Exercise description =>
Output the full listing below exactly, without the pictures.

= = =

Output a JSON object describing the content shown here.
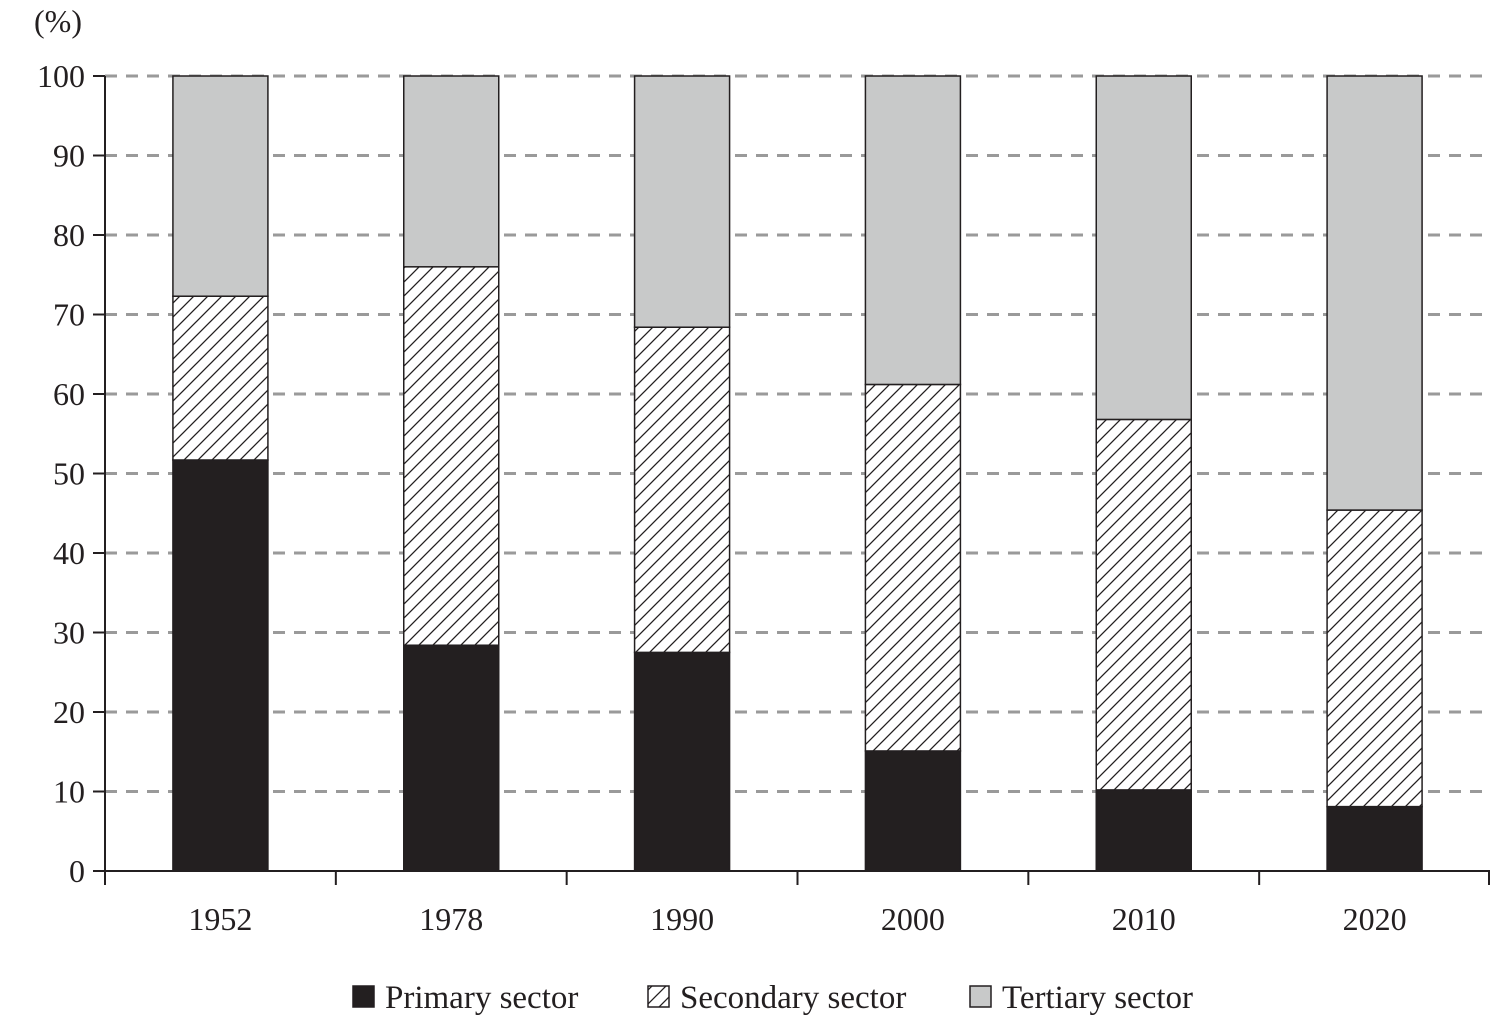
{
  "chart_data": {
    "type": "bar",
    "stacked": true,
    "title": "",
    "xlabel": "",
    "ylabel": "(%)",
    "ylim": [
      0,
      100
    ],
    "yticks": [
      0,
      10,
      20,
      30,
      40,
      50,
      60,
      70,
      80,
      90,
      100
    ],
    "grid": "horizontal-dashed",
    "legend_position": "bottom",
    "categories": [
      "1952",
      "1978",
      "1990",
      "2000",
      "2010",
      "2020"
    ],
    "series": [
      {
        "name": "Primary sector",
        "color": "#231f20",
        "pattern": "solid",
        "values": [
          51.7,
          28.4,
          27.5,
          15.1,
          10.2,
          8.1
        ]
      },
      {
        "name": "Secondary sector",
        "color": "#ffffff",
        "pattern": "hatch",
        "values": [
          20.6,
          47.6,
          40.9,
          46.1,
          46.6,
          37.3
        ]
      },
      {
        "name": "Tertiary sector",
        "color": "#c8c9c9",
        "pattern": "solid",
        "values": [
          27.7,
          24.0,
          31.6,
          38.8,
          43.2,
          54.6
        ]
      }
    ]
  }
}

= = =

Correct result =>
Output a JSON object describing the content shown here.
{
  "chart_data": {
    "type": "bar",
    "stacked": true,
    "title": "",
    "xlabel": "",
    "ylabel": "(%)",
    "ylim": [
      0,
      100
    ],
    "yticks": [
      0,
      10,
      20,
      30,
      40,
      50,
      60,
      70,
      80,
      90,
      100
    ],
    "grid": "horizontal-dashed",
    "legend_position": "bottom",
    "categories": [
      "1952",
      "1978",
      "1990",
      "2000",
      "2010",
      "2020"
    ],
    "series": [
      {
        "name": "Primary sector",
        "color": "#231f20",
        "pattern": "solid",
        "values": [
          51.7,
          28.4,
          27.5,
          15.1,
          10.2,
          8.1
        ]
      },
      {
        "name": "Secondary sector",
        "color": "#ffffff",
        "pattern": "hatch",
        "values": [
          20.6,
          47.6,
          40.9,
          46.1,
          46.6,
          37.3
        ]
      },
      {
        "name": "Tertiary sector",
        "color": "#c8c9c9",
        "pattern": "solid",
        "values": [
          27.7,
          24.0,
          31.6,
          38.8,
          43.2,
          54.6
        ]
      }
    ]
  }
}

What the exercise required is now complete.